## STATED PROBLEM
Look through the records below, and copy out every line that holds the string "γιατί".

## RECORDS SUPPLIED
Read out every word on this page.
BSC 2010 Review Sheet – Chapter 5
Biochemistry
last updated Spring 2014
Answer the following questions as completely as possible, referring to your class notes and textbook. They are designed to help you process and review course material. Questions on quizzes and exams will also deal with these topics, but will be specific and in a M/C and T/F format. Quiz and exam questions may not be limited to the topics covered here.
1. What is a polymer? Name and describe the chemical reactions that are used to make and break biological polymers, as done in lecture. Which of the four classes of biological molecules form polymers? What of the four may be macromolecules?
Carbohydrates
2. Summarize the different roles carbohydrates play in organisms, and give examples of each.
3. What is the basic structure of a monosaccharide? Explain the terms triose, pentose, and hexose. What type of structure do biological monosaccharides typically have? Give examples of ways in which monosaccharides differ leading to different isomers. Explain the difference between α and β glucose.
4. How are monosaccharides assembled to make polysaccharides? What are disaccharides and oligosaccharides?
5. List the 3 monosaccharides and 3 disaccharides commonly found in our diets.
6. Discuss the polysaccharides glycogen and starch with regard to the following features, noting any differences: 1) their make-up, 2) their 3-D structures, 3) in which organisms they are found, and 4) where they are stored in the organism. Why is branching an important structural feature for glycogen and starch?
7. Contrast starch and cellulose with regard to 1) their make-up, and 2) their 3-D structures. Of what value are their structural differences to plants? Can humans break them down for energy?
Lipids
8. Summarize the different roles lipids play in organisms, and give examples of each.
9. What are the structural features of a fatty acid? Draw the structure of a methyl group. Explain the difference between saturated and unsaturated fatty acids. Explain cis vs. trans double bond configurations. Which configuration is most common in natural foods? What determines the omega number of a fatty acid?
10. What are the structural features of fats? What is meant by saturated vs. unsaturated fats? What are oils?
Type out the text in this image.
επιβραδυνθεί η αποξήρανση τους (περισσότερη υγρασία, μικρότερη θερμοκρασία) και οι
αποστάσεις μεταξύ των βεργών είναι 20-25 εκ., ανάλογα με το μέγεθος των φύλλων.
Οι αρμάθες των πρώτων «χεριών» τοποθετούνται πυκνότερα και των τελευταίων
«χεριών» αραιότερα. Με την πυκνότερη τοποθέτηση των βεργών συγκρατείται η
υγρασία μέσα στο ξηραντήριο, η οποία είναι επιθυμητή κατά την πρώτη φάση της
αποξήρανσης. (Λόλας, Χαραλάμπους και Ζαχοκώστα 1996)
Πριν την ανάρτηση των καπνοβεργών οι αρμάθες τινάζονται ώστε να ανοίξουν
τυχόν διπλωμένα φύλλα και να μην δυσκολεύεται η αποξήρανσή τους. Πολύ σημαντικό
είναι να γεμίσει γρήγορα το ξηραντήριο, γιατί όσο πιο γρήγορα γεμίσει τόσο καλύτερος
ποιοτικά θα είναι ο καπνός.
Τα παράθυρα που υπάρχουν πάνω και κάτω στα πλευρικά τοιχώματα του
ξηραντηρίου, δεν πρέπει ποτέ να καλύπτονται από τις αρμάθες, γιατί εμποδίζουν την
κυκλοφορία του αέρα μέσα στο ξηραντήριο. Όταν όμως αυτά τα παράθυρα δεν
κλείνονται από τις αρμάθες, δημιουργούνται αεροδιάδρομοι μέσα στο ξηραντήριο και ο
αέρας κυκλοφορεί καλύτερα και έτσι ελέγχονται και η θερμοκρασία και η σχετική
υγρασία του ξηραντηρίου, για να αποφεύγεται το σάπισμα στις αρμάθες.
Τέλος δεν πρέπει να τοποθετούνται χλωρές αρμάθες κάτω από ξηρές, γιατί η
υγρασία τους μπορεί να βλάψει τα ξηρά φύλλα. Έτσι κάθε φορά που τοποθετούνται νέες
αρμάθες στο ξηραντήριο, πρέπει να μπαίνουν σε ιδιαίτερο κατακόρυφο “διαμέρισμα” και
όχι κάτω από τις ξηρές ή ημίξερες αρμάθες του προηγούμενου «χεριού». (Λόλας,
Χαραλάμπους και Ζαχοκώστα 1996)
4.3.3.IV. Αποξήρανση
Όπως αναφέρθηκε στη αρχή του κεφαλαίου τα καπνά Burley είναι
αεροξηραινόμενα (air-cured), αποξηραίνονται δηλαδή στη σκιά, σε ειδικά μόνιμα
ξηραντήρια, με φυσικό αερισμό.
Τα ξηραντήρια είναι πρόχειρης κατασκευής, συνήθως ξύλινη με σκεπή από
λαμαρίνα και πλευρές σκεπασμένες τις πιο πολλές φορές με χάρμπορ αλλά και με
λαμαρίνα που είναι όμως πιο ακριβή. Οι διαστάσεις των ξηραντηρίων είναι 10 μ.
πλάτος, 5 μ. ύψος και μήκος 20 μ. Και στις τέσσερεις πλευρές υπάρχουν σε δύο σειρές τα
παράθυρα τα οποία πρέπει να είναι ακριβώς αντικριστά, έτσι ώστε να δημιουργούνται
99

## SOLUTION TO THIS TASK
είναι να γεμίσει γρήγορα το ξηραντήριο, γιατί όσο πιο γρήγορα γεμίσει τόσο καλύτερος
ξηραντηρίου, δεν πρέπει ποτέ να καλύπτονται από τις αρμάθες, γιατί εμποδίζουν την
Τέλος δεν πρέπει να τοποθετούνται χλωρές αρμάθες κάτω από ξηρές, γιατί η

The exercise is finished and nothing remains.